Dataset items:
## begin

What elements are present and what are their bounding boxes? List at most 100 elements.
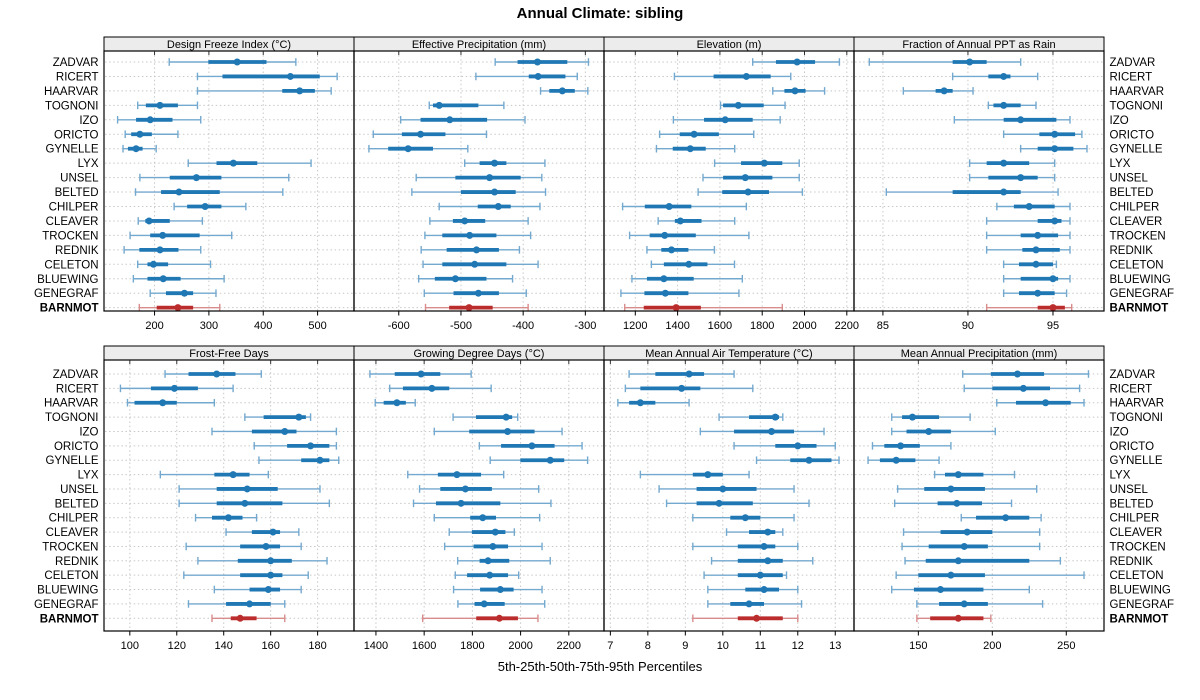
station-label-right: IZO bbox=[1110, 115, 1129, 127]
panel-strip-label: Fraction of Annual PPT as Rain bbox=[902, 39, 1055, 51]
median-dot bbox=[1049, 304, 1057, 312]
median-dot bbox=[241, 499, 249, 507]
axis-tick-label: 160 bbox=[261, 640, 279, 652]
median-dot bbox=[954, 614, 962, 622]
axis-tick-label: 200 bbox=[983, 640, 1001, 652]
station-label-right: TOGNONI bbox=[1110, 100, 1163, 112]
median-dot bbox=[491, 528, 499, 536]
median-dot bbox=[496, 586, 504, 594]
median-dot bbox=[940, 87, 948, 95]
station-label-right: UNSEL bbox=[1110, 173, 1149, 185]
median-dot bbox=[494, 203, 502, 210]
station-label-right: TROCKEN bbox=[1110, 541, 1166, 553]
median-dot bbox=[446, 116, 454, 124]
median-dot bbox=[156, 246, 164, 254]
axis-tick-label: 1600 bbox=[708, 320, 732, 332]
axis-tick-label: 85 bbox=[877, 320, 889, 332]
station-label-left: BARNMOT bbox=[40, 303, 99, 315]
axis-tick-label: 9 bbox=[682, 640, 688, 652]
station-label-left: RICERT bbox=[56, 383, 99, 395]
station-label-right: BLUEWING bbox=[1110, 274, 1171, 286]
median-dot bbox=[264, 586, 272, 594]
axis-tick-label: 120 bbox=[168, 640, 186, 652]
station-label-left: ZADVAR bbox=[53, 57, 99, 69]
panel-strip-label: Effective Precipitation (mm) bbox=[412, 39, 546, 51]
median-dot bbox=[417, 130, 425, 138]
median-dot bbox=[174, 304, 182, 312]
median-dot bbox=[1042, 399, 1050, 407]
axis-tick-label: 2200 bbox=[835, 320, 859, 332]
median-dot bbox=[233, 58, 241, 66]
median-dot bbox=[491, 188, 499, 196]
station-label-right: TOGNONI bbox=[1110, 412, 1163, 424]
axis-tick-label: 150 bbox=[909, 640, 927, 652]
median-dot bbox=[953, 499, 961, 507]
median-dot bbox=[546, 456, 554, 464]
axis-tick-label: 1800 bbox=[460, 640, 484, 652]
station-label-left: BARNMOT bbox=[40, 613, 99, 625]
axis-tick-label: 90 bbox=[962, 320, 974, 332]
median-dot bbox=[1013, 370, 1021, 378]
median-dot bbox=[764, 528, 772, 536]
axis-tick-label: 10 bbox=[717, 640, 729, 652]
median-dot bbox=[960, 542, 968, 550]
station-label-right: UNSEL bbox=[1110, 484, 1149, 496]
median-dot bbox=[897, 442, 905, 450]
median-dot bbox=[690, 130, 698, 138]
station-label-left: CELETON bbox=[44, 259, 98, 271]
median-dot bbox=[756, 571, 764, 579]
station-label-right: CHILPER bbox=[1110, 513, 1160, 525]
median-dot bbox=[745, 600, 753, 608]
panel-strip-label: Design Freeze Index (°C) bbox=[167, 39, 291, 51]
median-dot bbox=[760, 586, 768, 594]
station-label-left: BLUEWING bbox=[37, 274, 98, 286]
median-dot bbox=[685, 260, 693, 268]
axis-tick-label: 13 bbox=[829, 640, 841, 652]
median-dot bbox=[665, 203, 673, 210]
station-label-left: UNSEL bbox=[60, 484, 99, 496]
median-dot bbox=[966, 58, 974, 66]
median-dot bbox=[417, 370, 425, 378]
median-dot bbox=[451, 275, 459, 283]
median-dot bbox=[719, 485, 727, 493]
axis-tick-label: 1400 bbox=[364, 640, 388, 652]
median-dot bbox=[753, 614, 761, 622]
median-dot bbox=[947, 571, 955, 579]
axis-tick-label: 400 bbox=[254, 320, 272, 332]
station-label-left: ZADVAR bbox=[53, 369, 99, 381]
axis-tick-label: 140 bbox=[215, 640, 233, 652]
station-label-left: ORICTO bbox=[54, 129, 99, 141]
median-dot bbox=[145, 217, 153, 225]
panel-strip-label: Mean Annual Air Temperature (°C) bbox=[645, 348, 812, 360]
station-label-left: CHILPER bbox=[49, 202, 99, 214]
station-label-right: LYX bbox=[1110, 470, 1131, 482]
median-dot bbox=[771, 413, 779, 421]
median-dot bbox=[262, 542, 270, 550]
median-dot bbox=[764, 557, 772, 565]
station-label-right: LYX bbox=[1110, 158, 1131, 170]
median-dot bbox=[486, 174, 494, 182]
station-label-left: REDNIK bbox=[55, 245, 99, 257]
station-label-left: CHILPER bbox=[49, 513, 99, 525]
median-dot bbox=[201, 203, 209, 210]
station-label-right: BARNMOT bbox=[1110, 303, 1169, 315]
axis-tick-label: 2200 bbox=[557, 640, 581, 652]
median-dot bbox=[159, 231, 167, 239]
median-dot bbox=[229, 471, 237, 479]
median-dot bbox=[491, 159, 499, 167]
median-dot bbox=[734, 101, 742, 109]
station-label-right: BLUEWING bbox=[1110, 585, 1171, 597]
station-label-right: RICERT bbox=[1110, 71, 1153, 83]
axis-tick-label: 200 bbox=[145, 320, 163, 332]
station-label-right: REDNIK bbox=[1110, 245, 1154, 257]
median-dot bbox=[502, 413, 510, 421]
axis-tick-label: 500 bbox=[308, 320, 326, 332]
median-dot bbox=[480, 600, 488, 608]
median-dot bbox=[744, 188, 752, 196]
median-dot bbox=[892, 456, 900, 464]
station-label-left: HAARVAR bbox=[44, 398, 99, 410]
median-dot bbox=[1051, 145, 1059, 153]
median-dot bbox=[760, 159, 768, 167]
median-dot bbox=[791, 87, 799, 95]
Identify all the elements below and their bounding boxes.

## end

§ WHAT IS ASKED
Could you write out every line of the data above exactly, leaving out the pictures?

§ PROBLEM SOLUTION
What elements are present and what are their bounding boxes? List at most 100 elements.
station-label-right: IZO bbox=[1110, 115, 1129, 127]
panel-strip-label: Fraction of Annual PPT as Rain bbox=[902, 39, 1055, 51]
median-dot bbox=[1049, 304, 1057, 312]
median-dot bbox=[241, 499, 249, 507]
axis-tick-label: 160 bbox=[261, 640, 279, 652]
median-dot bbox=[954, 614, 962, 622]
axis-tick-label: 200 bbox=[983, 640, 1001, 652]
station-label-right: TOGNONI bbox=[1110, 100, 1163, 112]
median-dot bbox=[491, 528, 499, 536]
median-dot bbox=[496, 586, 504, 594]
median-dot bbox=[940, 87, 948, 95]
station-label-right: UNSEL bbox=[1110, 173, 1149, 185]
median-dot bbox=[494, 203, 502, 210]
station-label-right: TROCKEN bbox=[1110, 541, 1166, 553]
median-dot bbox=[446, 116, 454, 124]
median-dot bbox=[156, 246, 164, 254]
axis-tick-label: 1600 bbox=[708, 320, 732, 332]
axis-tick-label: 85 bbox=[877, 320, 889, 332]
station-label-left: BARNMOT bbox=[40, 303, 99, 315]
axis-tick-label: 9 bbox=[682, 640, 688, 652]
station-label-left: RICERT bbox=[56, 383, 99, 395]
station-label-right: BLUEWING bbox=[1110, 274, 1171, 286]
median-dot bbox=[264, 586, 272, 594]
axis-tick-label: 120 bbox=[168, 640, 186, 652]
station-label-left: ZADVAR bbox=[53, 57, 99, 69]
panel-strip-label: Effective Precipitation (mm) bbox=[412, 39, 546, 51]
median-dot bbox=[417, 130, 425, 138]
median-dot bbox=[174, 304, 182, 312]
median-dot bbox=[1042, 399, 1050, 407]
axis-tick-label: 2200 bbox=[835, 320, 859, 332]
median-dot bbox=[233, 58, 241, 66]
median-dot bbox=[491, 188, 499, 196]
station-label-right: TOGNONI bbox=[1110, 412, 1163, 424]
axis-tick-label: 150 bbox=[909, 640, 927, 652]
median-dot bbox=[953, 499, 961, 507]
median-dot bbox=[546, 456, 554, 464]
axis-tick-label: 1800 bbox=[460, 640, 484, 652]
station-label-left: BARNMOT bbox=[40, 613, 99, 625]
axis-tick-label: 90 bbox=[962, 320, 974, 332]
median-dot bbox=[1013, 370, 1021, 378]
median-dot bbox=[764, 528, 772, 536]
axis-tick-label: 10 bbox=[717, 640, 729, 652]
median-dot bbox=[960, 542, 968, 550]
station-label-right: UNSEL bbox=[1110, 484, 1149, 496]
median-dot bbox=[897, 442, 905, 450]
median-dot bbox=[690, 130, 698, 138]
station-label-left: CELETON bbox=[44, 259, 98, 271]
median-dot bbox=[756, 571, 764, 579]
station-label-right: CHILPER bbox=[1110, 513, 1160, 525]
median-dot bbox=[745, 600, 753, 608]
panel-strip-label: Design Freeze Index (°C) bbox=[167, 39, 291, 51]
median-dot bbox=[760, 586, 768, 594]
station-label-left: BLUEWING bbox=[37, 274, 98, 286]
median-dot bbox=[685, 260, 693, 268]
axis-tick-label: 13 bbox=[829, 640, 841, 652]
median-dot bbox=[665, 203, 673, 210]
station-label-left: UNSEL bbox=[60, 484, 99, 496]
median-dot bbox=[966, 58, 974, 66]
median-dot bbox=[417, 370, 425, 378]
median-dot bbox=[451, 275, 459, 283]
median-dot bbox=[719, 485, 727, 493]
axis-tick-label: 1400 bbox=[364, 640, 388, 652]
median-dot bbox=[753, 614, 761, 622]
median-dot bbox=[947, 571, 955, 579]
axis-tick-label: 400 bbox=[254, 320, 272, 332]
station-label-left: ZADVAR bbox=[53, 369, 99, 381]
axis-tick-label: 140 bbox=[215, 640, 233, 652]
station-label-left: ORICTO bbox=[54, 129, 99, 141]
median-dot bbox=[145, 217, 153, 225]
panel-strip-label: Mean Annual Air Temperature (°C) bbox=[645, 348, 812, 360]
station-label-left: CHILPER bbox=[49, 202, 99, 214]
station-label-right: LYX bbox=[1110, 470, 1131, 482]
median-dot bbox=[771, 413, 779, 421]
median-dot bbox=[262, 542, 270, 550]
median-dot bbox=[764, 557, 772, 565]
station-label-right: LYX bbox=[1110, 158, 1131, 170]
median-dot bbox=[486, 174, 494, 182]
station-label-left: REDNIK bbox=[55, 245, 99, 257]
station-label-left: CHILPER bbox=[49, 513, 99, 525]
median-dot bbox=[201, 203, 209, 210]
station-label-right: BARNMOT bbox=[1110, 303, 1169, 315]
axis-tick-label: 2200 bbox=[557, 640, 581, 652]
median-dot bbox=[159, 231, 167, 239]
median-dot bbox=[229, 471, 237, 479]
median-dot bbox=[491, 159, 499, 167]
median-dot bbox=[734, 101, 742, 109]
station-label-right: BLUEWING bbox=[1110, 585, 1171, 597]
station-label-right: RICERT bbox=[1110, 71, 1153, 83]
axis-tick-label: 200 bbox=[145, 320, 163, 332]
station-label-right: REDNIK bbox=[1110, 245, 1154, 257]
median-dot bbox=[502, 413, 510, 421]
axis-tick-label: 500 bbox=[308, 320, 326, 332]
median-dot bbox=[480, 600, 488, 608]
median-dot bbox=[744, 188, 752, 196]
median-dot bbox=[892, 456, 900, 464]
station-label-left: HAARVAR bbox=[44, 398, 99, 410]
median-dot bbox=[1051, 145, 1059, 153]
median-dot bbox=[760, 159, 768, 167]
median-dot bbox=[791, 87, 799, 95]
Identify all the elements below and their bounding boxes.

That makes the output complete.